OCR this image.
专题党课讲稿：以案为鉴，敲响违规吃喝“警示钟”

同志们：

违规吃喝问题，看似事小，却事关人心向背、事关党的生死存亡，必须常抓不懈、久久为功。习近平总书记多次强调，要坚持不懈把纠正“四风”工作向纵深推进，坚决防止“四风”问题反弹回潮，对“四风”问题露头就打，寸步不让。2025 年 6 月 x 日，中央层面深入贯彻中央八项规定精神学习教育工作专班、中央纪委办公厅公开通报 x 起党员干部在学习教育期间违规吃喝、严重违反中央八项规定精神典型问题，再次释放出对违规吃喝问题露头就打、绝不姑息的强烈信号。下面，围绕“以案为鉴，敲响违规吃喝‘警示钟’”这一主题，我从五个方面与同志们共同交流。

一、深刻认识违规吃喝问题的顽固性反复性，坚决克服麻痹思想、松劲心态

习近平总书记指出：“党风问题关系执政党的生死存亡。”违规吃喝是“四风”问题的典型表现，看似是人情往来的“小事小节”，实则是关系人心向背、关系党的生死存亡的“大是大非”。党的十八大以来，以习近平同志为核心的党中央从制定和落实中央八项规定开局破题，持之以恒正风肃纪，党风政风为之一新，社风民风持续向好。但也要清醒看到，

==

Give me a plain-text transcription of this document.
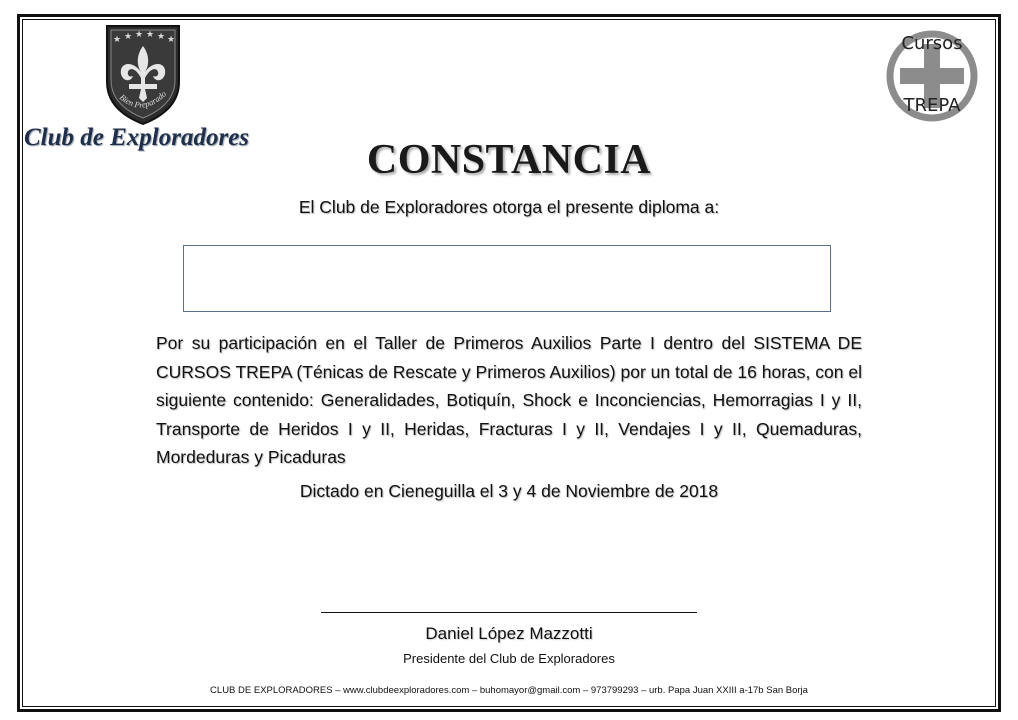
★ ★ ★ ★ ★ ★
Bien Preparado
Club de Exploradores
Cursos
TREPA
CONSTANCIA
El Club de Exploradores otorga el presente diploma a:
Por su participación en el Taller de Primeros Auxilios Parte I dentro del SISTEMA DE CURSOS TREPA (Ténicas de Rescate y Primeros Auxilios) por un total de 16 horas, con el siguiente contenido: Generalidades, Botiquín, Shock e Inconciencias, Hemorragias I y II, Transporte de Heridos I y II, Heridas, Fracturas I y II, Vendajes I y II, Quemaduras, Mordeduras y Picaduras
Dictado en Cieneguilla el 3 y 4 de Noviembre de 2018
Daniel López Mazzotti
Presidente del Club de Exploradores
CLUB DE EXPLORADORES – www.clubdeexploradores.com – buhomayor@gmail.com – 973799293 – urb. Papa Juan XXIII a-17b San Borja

Work to complete >> Filter the entries above down to the lines containing the word "敲响违规吃喝".

Response to the exercise >>
专题党课讲稿：以案为鉴，敲响违规吃喝“警示钟”
违规吃喝问题，看似事小，却事关人心向背、事关党的生死存亡，必须常抓不懈、久久为功。习近平总书记多次强调，要坚持不懈把纠正“四风”工作向纵深推进，坚决防止“四风”问题反弹回潮，对“四风”问题露头就打，寸步不让。2025 年 6 月 x 日，中央层面深入贯彻中央八项规定精神学习教育工作专班、中央纪委办公厅公开通报 x 起党员干部在学习教育期间违规吃喝、严重违反中央八项规定精神典型问题，再次释放出对违规吃喝问题露头就打、绝不姑息的强烈信号。下面，围绕“以案为鉴，敲响违规吃喝‘警示钟’”这一主题，我从五个方面与同志们共同交流。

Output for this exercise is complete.